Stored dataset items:

--------------------------------------------------

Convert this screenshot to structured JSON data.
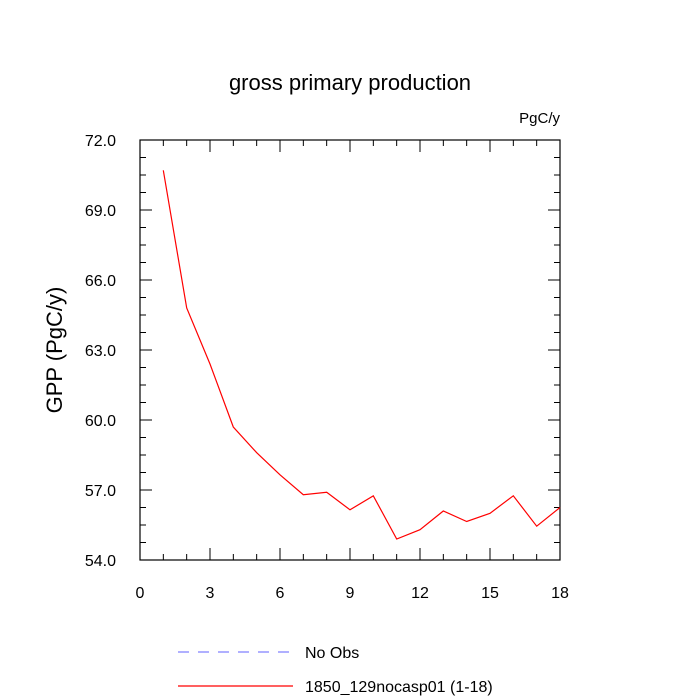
{
  "chart_data": {
    "type": "line",
    "title": "gross primary production",
    "units_label": "PgC/y",
    "xlabel": "",
    "ylabel": "GPP  (PgC/y)",
    "xlim": [
      0,
      18
    ],
    "ylim": [
      54.0,
      72.0
    ],
    "x_ticks": [
      0,
      3,
      6,
      9,
      12,
      15,
      18
    ],
    "x_tick_labels": [
      "0",
      "3",
      "6",
      "9",
      "12",
      "15",
      "18"
    ],
    "y_ticks": [
      54.0,
      57.0,
      60.0,
      63.0,
      66.0,
      69.0,
      72.0
    ],
    "y_tick_labels": [
      "54.0",
      "57.0",
      "60.0",
      "63.0",
      "66.0",
      "69.0",
      "72.0"
    ],
    "grid": false,
    "legend_position": "bottom",
    "series": [
      {
        "name": "1850_129nocasp01 (1-18)",
        "color": "#ff0000",
        "style": "solid",
        "x": [
          1,
          2,
          3,
          4,
          5,
          6,
          7,
          8,
          9,
          10,
          11,
          12,
          13,
          14,
          15,
          16,
          17,
          18
        ],
        "values": [
          70.7,
          64.8,
          62.4,
          59.7,
          58.6,
          57.65,
          56.8,
          56.9,
          56.15,
          56.75,
          54.9,
          55.3,
          56.1,
          55.65,
          56.0,
          56.75,
          55.45,
          56.25
        ]
      }
    ],
    "legend": [
      {
        "label": "No Obs",
        "color": "#8080ff",
        "style": "dashed"
      },
      {
        "label": "1850_129nocasp01 (1-18)",
        "color": "#ff0000",
        "style": "solid"
      }
    ]
  }
}
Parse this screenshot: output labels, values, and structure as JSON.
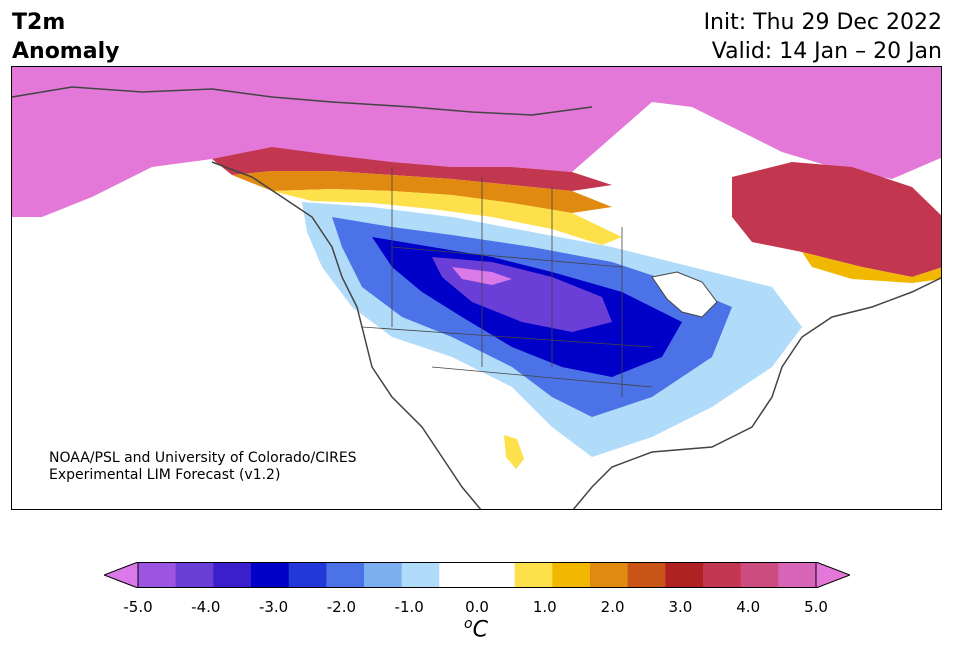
{
  "title": {
    "line1": "T2m",
    "line2": "Anomaly"
  },
  "dates": {
    "init": "Init: Thu 29 Dec 2022",
    "valid": "Valid: 14 Jan – 20 Jan"
  },
  "credit": {
    "line1": "NOAA/PSL and University of Colorado/CIRES",
    "line2": "Experimental LIM Forecast (v1.2)"
  },
  "colorbar": {
    "unit_superscript": "o",
    "unit": "C",
    "tick_labels": [
      "-5.0",
      "-4.0",
      "-3.0",
      "-2.0",
      "-1.0",
      "0.0",
      "1.0",
      "2.0",
      "3.0",
      "4.0",
      "5.0"
    ],
    "colors": [
      "#d97ae8",
      "#9b55e0",
      "#6a3fd8",
      "#3b1fcc",
      "#0000c8",
      "#2238d8",
      "#4c72e8",
      "#7ab0f0",
      "#b0dcfa",
      "#ffffff",
      "#ffffff",
      "#fde04a",
      "#f2b800",
      "#e08a12",
      "#c85418",
      "#ae2222",
      "#c23650",
      "#cc4c80",
      "#d866b8",
      "#e478d8"
    ]
  },
  "map_region": "North America",
  "colors": {
    "warm_extreme": "#e478d8",
    "cold_extreme": "#d97ae8",
    "coast": "#444444"
  }
}
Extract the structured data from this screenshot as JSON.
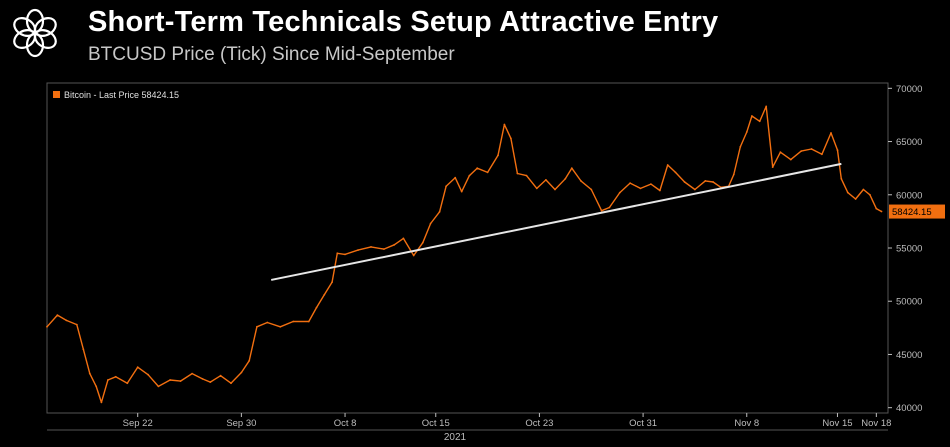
{
  "header": {
    "title": "Short-Term Technicals Setup Attractive Entry",
    "subtitle": "BTCUSD Price (Tick) Since Mid-September",
    "logo_icon": "flower-knot-logo"
  },
  "colors": {
    "background": "#000000",
    "series": "#f26f10",
    "trendline": "#e6e6e6",
    "axis": "#bdbdbd",
    "grid": "#3a3a3a"
  },
  "chart_data": {
    "type": "line",
    "legend": {
      "label": "Bitcoin - Last Price 58424.15",
      "position": "top-left"
    },
    "last_price_tag": "58424.15",
    "xlabel": "2021",
    "ylabel": "",
    "ylim": [
      39500,
      70500
    ],
    "y_ticks": [
      40000,
      45000,
      50000,
      55000,
      60000,
      65000,
      70000
    ],
    "y_tick_labels": [
      "40000",
      "45000",
      "50000",
      "55000",
      "60000",
      "65000",
      "70000"
    ],
    "x_ticks": [
      {
        "label": "Sep 22",
        "t": 7
      },
      {
        "label": "Sep 30",
        "t": 15
      },
      {
        "label": "Oct 8",
        "t": 23
      },
      {
        "label": "Oct 15",
        "t": 30
      },
      {
        "label": "Oct 23",
        "t": 38
      },
      {
        "label": "Oct 31",
        "t": 46
      },
      {
        "label": "Nov 8",
        "t": 54
      },
      {
        "label": "Nov 15",
        "t": 61
      },
      {
        "label": "Nov 18",
        "t": 64
      }
    ],
    "series": [
      {
        "name": "Bitcoin",
        "points": [
          [
            0,
            47600
          ],
          [
            0.8,
            48700
          ],
          [
            1.5,
            48200
          ],
          [
            2.3,
            47800
          ],
          [
            2.8,
            45500
          ],
          [
            3.3,
            43200
          ],
          [
            3.8,
            42000
          ],
          [
            4.2,
            40500
          ],
          [
            4.7,
            42600
          ],
          [
            5.3,
            42900
          ],
          [
            6.2,
            42300
          ],
          [
            7.0,
            43800
          ],
          [
            7.8,
            43100
          ],
          [
            8.6,
            42000
          ],
          [
            9.5,
            42600
          ],
          [
            10.3,
            42500
          ],
          [
            11.2,
            43200
          ],
          [
            12.0,
            42700
          ],
          [
            12.6,
            42400
          ],
          [
            13.4,
            43000
          ],
          [
            14.2,
            42300
          ],
          [
            15.0,
            43300
          ],
          [
            15.6,
            44400
          ],
          [
            16.2,
            47600
          ],
          [
            17.0,
            48000
          ],
          [
            18.0,
            47600
          ],
          [
            19.0,
            48100
          ],
          [
            20.2,
            48100
          ],
          [
            20.8,
            49400
          ],
          [
            21.4,
            50600
          ],
          [
            22.0,
            51800
          ],
          [
            22.4,
            54500
          ],
          [
            23.0,
            54400
          ],
          [
            24.0,
            54800
          ],
          [
            25.0,
            55100
          ],
          [
            26.0,
            54900
          ],
          [
            26.8,
            55300
          ],
          [
            27.5,
            55900
          ],
          [
            28.3,
            54300
          ],
          [
            29.0,
            55500
          ],
          [
            29.6,
            57300
          ],
          [
            30.3,
            58400
          ],
          [
            30.8,
            60800
          ],
          [
            31.5,
            61600
          ],
          [
            32.0,
            60300
          ],
          [
            32.6,
            61800
          ],
          [
            33.2,
            62500
          ],
          [
            34.0,
            62100
          ],
          [
            34.8,
            63700
          ],
          [
            35.3,
            66600
          ],
          [
            35.8,
            65300
          ],
          [
            36.3,
            62000
          ],
          [
            37.0,
            61800
          ],
          [
            37.8,
            60600
          ],
          [
            38.5,
            61400
          ],
          [
            39.2,
            60500
          ],
          [
            40.0,
            61500
          ],
          [
            40.5,
            62500
          ],
          [
            41.2,
            61300
          ],
          [
            42.0,
            60500
          ],
          [
            42.8,
            58500
          ],
          [
            43.4,
            58800
          ],
          [
            44.2,
            60200
          ],
          [
            45.0,
            61100
          ],
          [
            45.8,
            60600
          ],
          [
            46.6,
            61000
          ],
          [
            47.3,
            60400
          ],
          [
            47.9,
            62800
          ],
          [
            48.5,
            62100
          ],
          [
            49.2,
            61200
          ],
          [
            50.0,
            60500
          ],
          [
            50.8,
            61300
          ],
          [
            51.4,
            61200
          ],
          [
            52.0,
            60700
          ],
          [
            52.6,
            60800
          ],
          [
            53.0,
            61900
          ],
          [
            53.5,
            64500
          ],
          [
            54.0,
            65900
          ],
          [
            54.4,
            67400
          ],
          [
            55.0,
            66900
          ],
          [
            55.5,
            68300
          ],
          [
            56.0,
            62600
          ],
          [
            56.6,
            64000
          ],
          [
            57.4,
            63300
          ],
          [
            58.2,
            64100
          ],
          [
            59.0,
            64300
          ],
          [
            59.8,
            63800
          ],
          [
            60.5,
            65800
          ],
          [
            61.0,
            64200
          ],
          [
            61.3,
            61500
          ],
          [
            61.8,
            60200
          ],
          [
            62.4,
            59600
          ],
          [
            63.0,
            60500
          ],
          [
            63.5,
            60000
          ],
          [
            64.0,
            58700
          ],
          [
            64.4,
            58424.15
          ]
        ]
      }
    ],
    "trendline": {
      "start": [
        17.3,
        52000
      ],
      "end": [
        61.3,
        62900
      ]
    }
  }
}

--------------------------------------------------

## Brief
Locate all lines in the listing above with the word "structured". Copy them.

## Answer
Convert this screenshot to structured JSON data.
Extract the structured data from this screenshot as JSON.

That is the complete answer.